# [Text excerpt]
* start *

# Two days with Capt. Delynn, aka Aquaman



## HONDAGUY2982 (Aug 13, 2013)

Sorry this is a little late, but the North Alabama boys with their Tennessee tagalong heard a rumor that Capt. Delynn was available for an outing so we all told our employers adios and headed south.....and we weren't disappointed!! We met Thursday morning and headed out of Pensacola pass to get some bait...Aquaman sent out his telepathic waves out and the bait responded, so in short order we went out a bit farther and after a quick conversation with the fish, Aquaman told us to get to catching...we obliged. The best part of this trip happened two days later...after a cancellation, he was available again.....REPEAT!!! If you ever get a chance to fish with Capt. Delynn, DO NOT TURN IT DOWN!!! Thanks Capt. for a great trip!


----------



## Telum Pisces (Sep 27, 2007)

He is the man and has special ESP powers over the fish.


----------



## PaulandBethB (Apr 19, 2012)

Great Job!!!


----------



## Capt. Delynn (Oct 4, 2007)

I can say with all certainty, that I do not deserve those kind words and compliments. But, Hey, I will take them.  Thanks Guys for a couple of really fun days despite all the bad weather and problems that we were plagued with. You guys were super tough to hang in there and battle those storms and seas in a 22 foot boat. My hat is really off to you guys.

* end *

# [Description of the task]
Copy everything in the fishing thread from "Sorry this is" down to "over the fish.", word for word.

# [Recorded data]
* start *

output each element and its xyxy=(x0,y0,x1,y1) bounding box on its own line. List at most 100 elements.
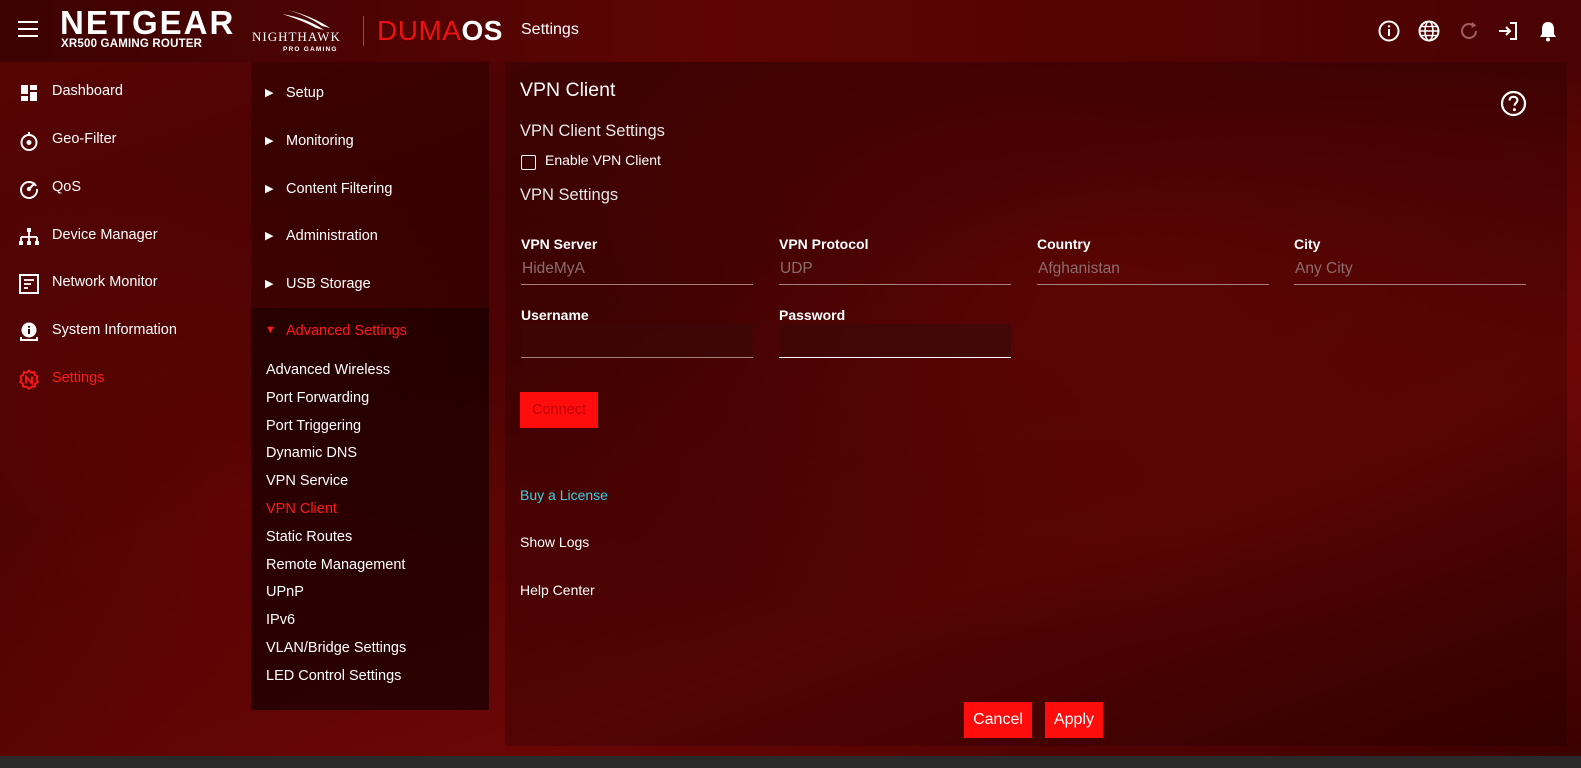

* end *

# [Correct result]
Sorry this is a little late, but the North Alabama boys with their Tennessee tagalong heard a rumor that Capt. Delynn was available for an outing so we all told our employers adios and headed south.....and we weren't disappointed!! We met Thursday morning and headed out of Pensacola pass to get some bait...Aquaman sent out his telepathic waves out and the bait responded, so in short order we went out a bit farther and after a quick conversation with the fish, Aquaman told us to get to catching...we obliged. The best part of this trip happened two days later...after a cancellation, he was available again.....REPEAT!!! If you ever get a chance to fish with Capt. Delynn, DO NOT TURN IT DOWN!!! Thanks Capt. for a great trip!


----------



## Telum Pisces (Sep 27, 2007)

He is the man and has special ESP powers over the fish.